======== MATERIAL FOR THE TASK ========
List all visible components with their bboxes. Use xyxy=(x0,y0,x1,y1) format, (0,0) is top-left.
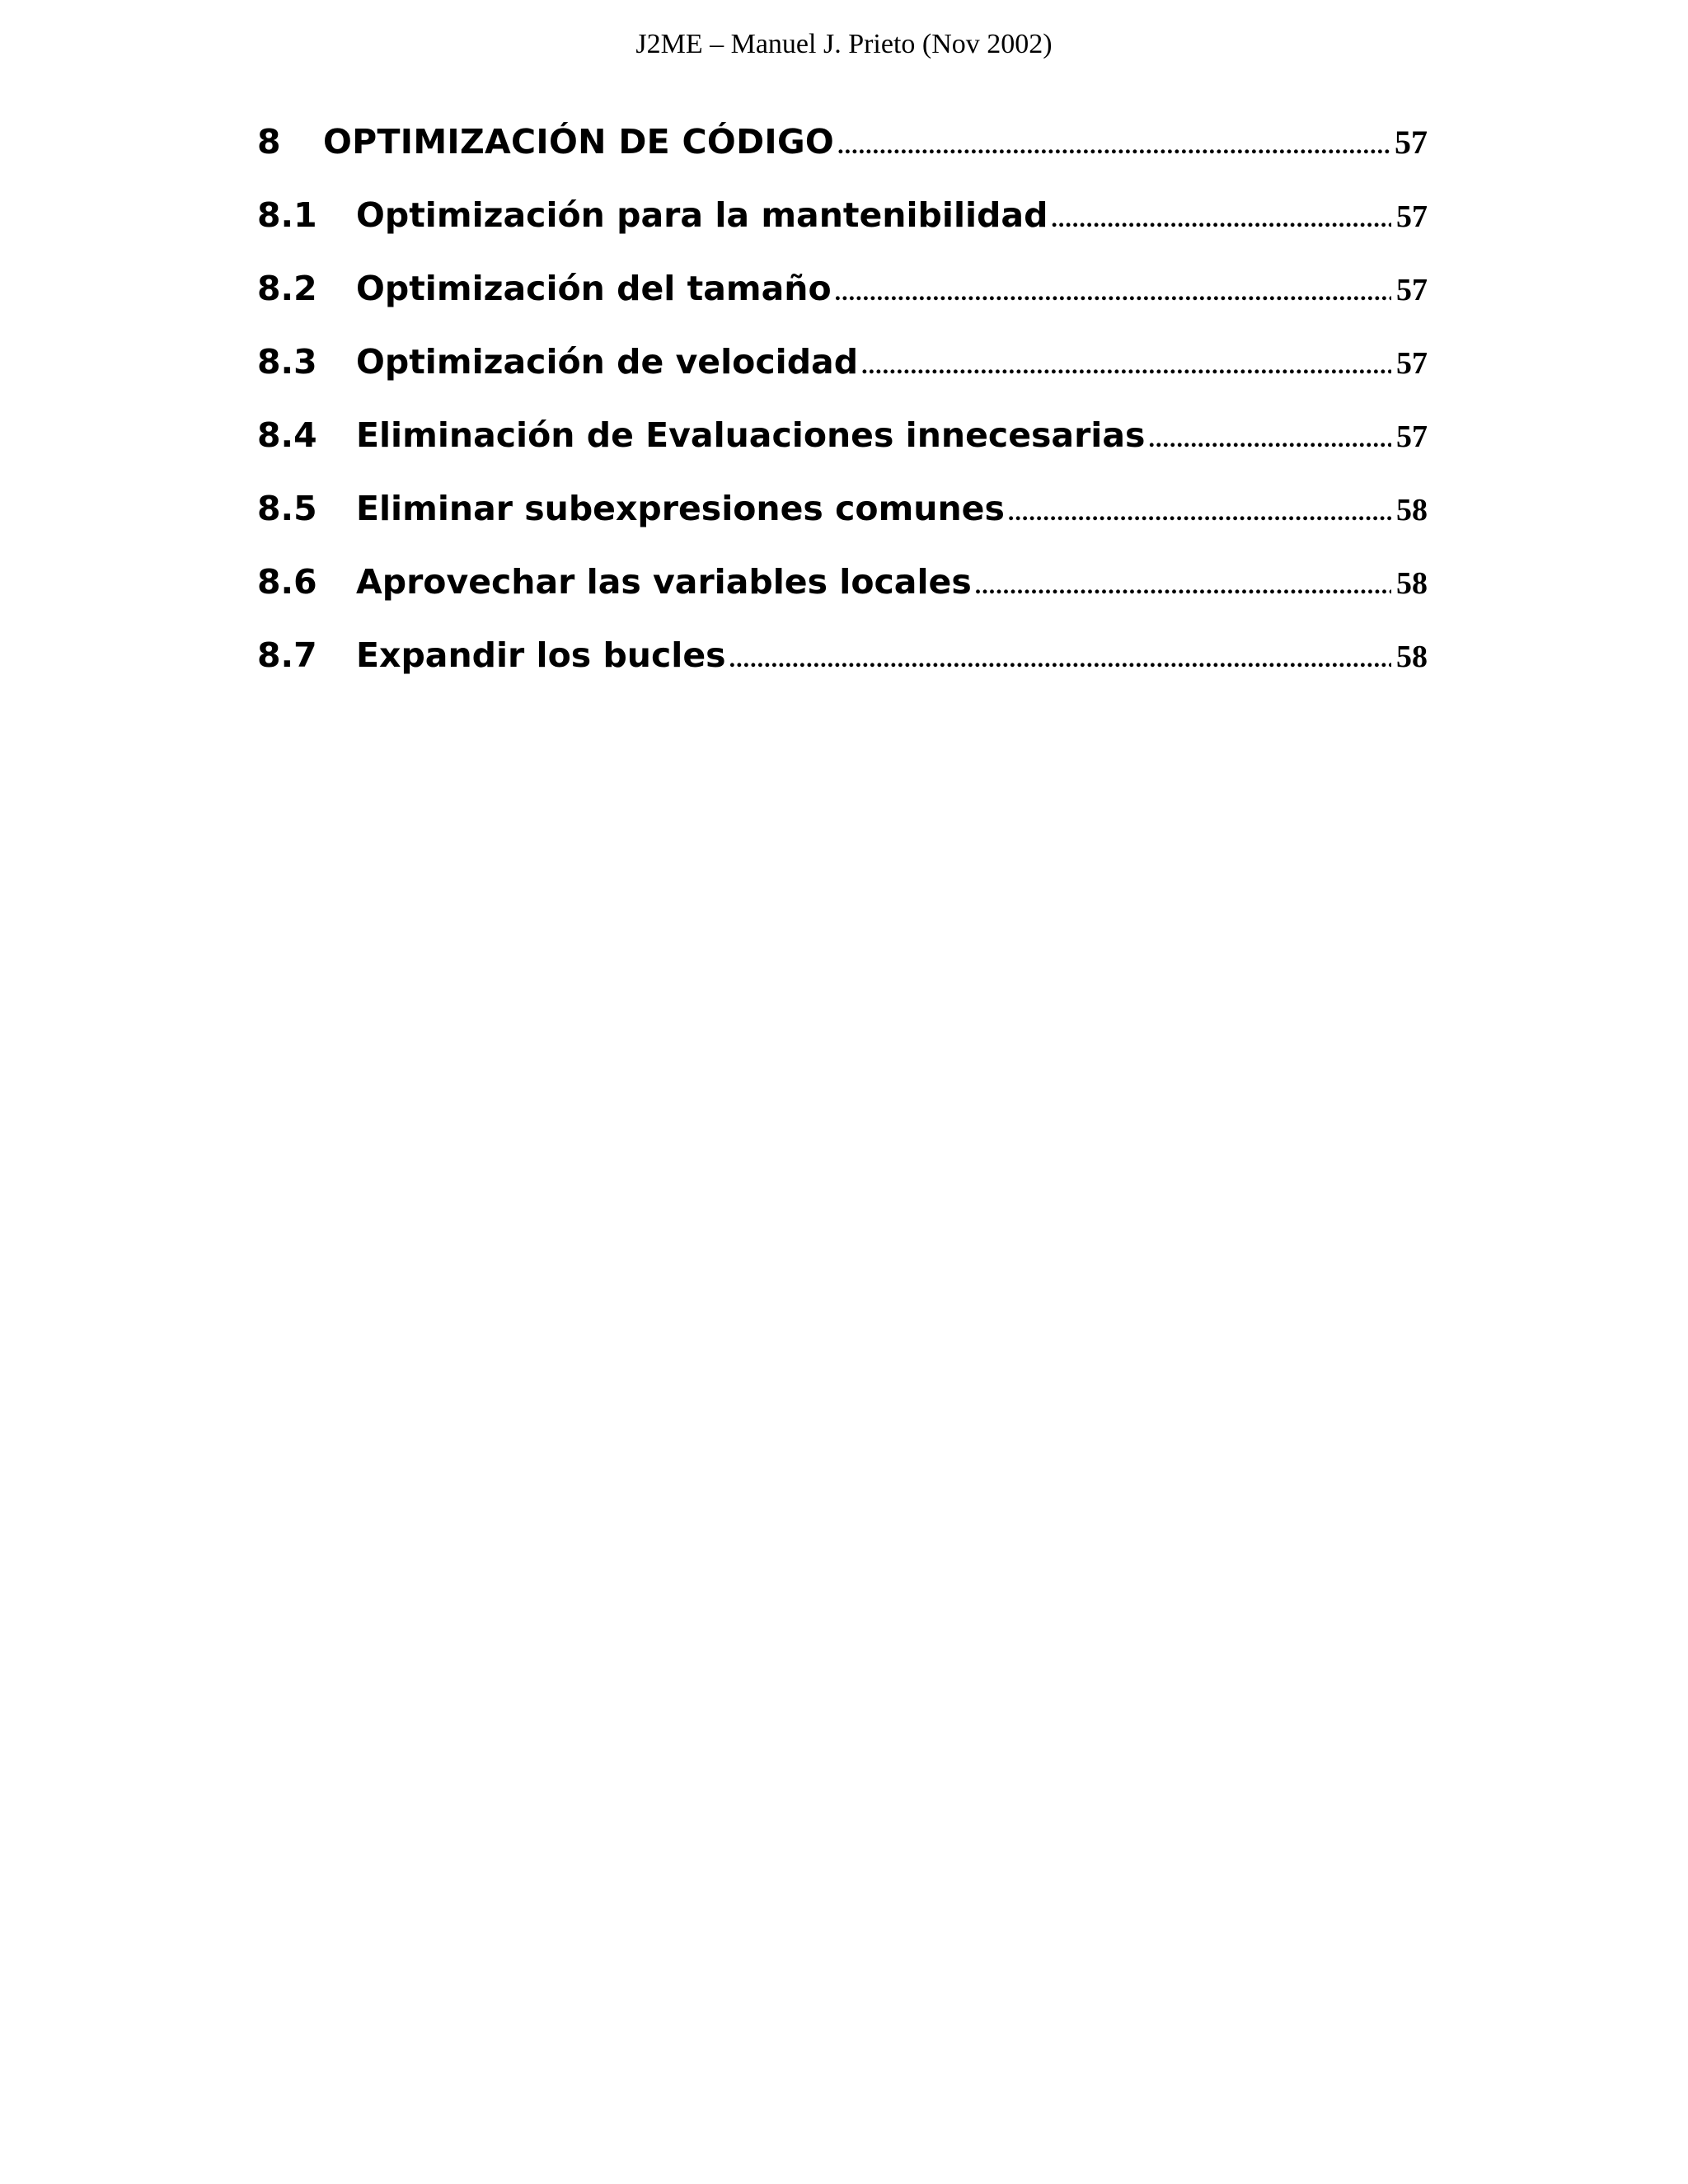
dot-leader xyxy=(861,352,1391,380)
toc-entry-number: 8.3 xyxy=(257,342,317,382)
toc-entry-8-2[interactable] xyxy=(257,269,1428,342)
toc-entry-8-7[interactable] xyxy=(257,635,1428,709)
toc-entry-number: 8 xyxy=(257,122,281,162)
toc-entry-title: Optimización de velocidad xyxy=(356,342,859,382)
toc-entry-title: Eliminación de Evaluaciones innecesarias xyxy=(356,415,1146,455)
toc-entry-8-3[interactable] xyxy=(257,342,1428,415)
toc-entry-number: 8.5 xyxy=(257,489,317,528)
dot-leader xyxy=(729,645,1391,673)
dot-leader xyxy=(835,279,1391,307)
toc-entry-title: Optimización del tamaño xyxy=(356,269,832,308)
dot-leader xyxy=(1051,205,1391,233)
toc-entry-number: 8.4 xyxy=(257,415,317,455)
toc-entry-8-6[interactable] xyxy=(257,562,1428,635)
toc-entry-title: Optimización para la mantenibilidad xyxy=(356,195,1048,235)
toc-entry-page: 58 xyxy=(1396,493,1428,527)
table-of-contents xyxy=(257,122,1428,709)
toc-entry-page: 57 xyxy=(1396,346,1428,381)
toc-entry-page: 57 xyxy=(1396,273,1428,307)
toc-entry-number: 8.6 xyxy=(257,562,317,602)
toc-entry-8-4[interactable] xyxy=(257,415,1428,489)
dot-leader xyxy=(975,572,1391,600)
toc-entry-8-5[interactable] xyxy=(257,489,1428,562)
toc-entry-title: OPTIMIZACIÓN DE CÓDIGO xyxy=(323,122,835,162)
toc-entry-page: 57 xyxy=(1395,124,1428,161)
dot-leader xyxy=(1008,499,1391,527)
page-header: J2ME – Manuel J. Prieto (Nov 2002) xyxy=(635,29,1053,59)
toc-entry-page: 58 xyxy=(1396,566,1428,601)
toc-entry-8[interactable] xyxy=(257,122,1428,195)
toc-entry-title: Eliminar subexpresiones comunes xyxy=(356,489,1005,528)
dot-leader xyxy=(1148,425,1391,453)
toc-entry-title: Aprovechar las variables locales xyxy=(356,562,972,602)
dot-leader xyxy=(837,132,1390,160)
toc-entry-page: 57 xyxy=(1396,419,1428,454)
toc-entry-number: 8.2 xyxy=(257,269,317,308)
toc-entry-title: Expandir los bucles xyxy=(356,635,726,675)
toc-entry-number: 8.7 xyxy=(257,635,317,675)
toc-entry-page: 57 xyxy=(1396,199,1428,234)
toc-entry-number: 8.1 xyxy=(257,195,317,235)
toc-entry-8-1[interactable] xyxy=(257,195,1428,269)
toc-entry-page: 58 xyxy=(1396,640,1428,674)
========
EXERCISE GOAL => Rewrite the records with every "dot-leader" swapped for "leader-line", keeping everything else the same and leaving out the pictures.

RESPONSE =>
List all visible components with their bboxes. Use xyxy=(x0,y0,x1,y1) format, (0,0) is top-left.
leader-line xyxy=(861,352,1391,380)
toc-entry-number: 8.3 xyxy=(257,342,317,382)
toc-entry-8-2[interactable] xyxy=(257,269,1428,342)
toc-entry-8-7[interactable] xyxy=(257,635,1428,709)
toc-entry-number: 8 xyxy=(257,122,281,162)
toc-entry-title: Optimización de velocidad xyxy=(356,342,859,382)
toc-entry-title: Eliminación de Evaluaciones innecesarias xyxy=(356,415,1146,455)
toc-entry-8-3[interactable] xyxy=(257,342,1428,415)
toc-entry-number: 8.5 xyxy=(257,489,317,528)
leader-line xyxy=(729,645,1391,673)
leader-line xyxy=(835,279,1391,307)
toc-entry-title: Optimización del tamaño xyxy=(356,269,832,308)
leader-line xyxy=(1051,205,1391,233)
toc-entry-number: 8.4 xyxy=(257,415,317,455)
toc-entry-8-6[interactable] xyxy=(257,562,1428,635)
toc-entry-title: Optimización para la mantenibilidad xyxy=(356,195,1048,235)
toc-entry-page: 58 xyxy=(1396,493,1428,527)
table-of-contents xyxy=(257,122,1428,709)
toc-entry-page: 57 xyxy=(1396,346,1428,381)
toc-entry-page: 57 xyxy=(1396,273,1428,307)
toc-entry-number: 8.6 xyxy=(257,562,317,602)
toc-entry-8-4[interactable] xyxy=(257,415,1428,489)
leader-line xyxy=(975,572,1391,600)
toc-entry-8-5[interactable] xyxy=(257,489,1428,562)
toc-entry-title: OPTIMIZACIÓN DE CÓDIGO xyxy=(323,122,835,162)
toc-entry-page: 57 xyxy=(1395,124,1428,161)
leader-line xyxy=(1008,499,1391,527)
page-header: J2ME – Manuel J. Prieto (Nov 2002) xyxy=(635,29,1053,59)
toc-entry-page: 58 xyxy=(1396,566,1428,601)
toc-entry-8[interactable] xyxy=(257,122,1428,195)
toc-entry-title: Eliminar subexpresiones comunes xyxy=(356,489,1005,528)
leader-line xyxy=(1148,425,1391,453)
toc-entry-title: Aprovechar las variables locales xyxy=(356,562,972,602)
leader-line xyxy=(837,132,1390,160)
toc-entry-page: 57 xyxy=(1396,419,1428,454)
toc-entry-number: 8.2 xyxy=(257,269,317,308)
toc-entry-title: Expandir los bucles xyxy=(356,635,726,675)
toc-entry-number: 8.7 xyxy=(257,635,317,675)
toc-entry-page: 57 xyxy=(1396,199,1428,234)
toc-entry-number: 8.1 xyxy=(257,195,317,235)
toc-entry-8-1[interactable] xyxy=(257,195,1428,269)
toc-entry-page: 58 xyxy=(1396,640,1428,674)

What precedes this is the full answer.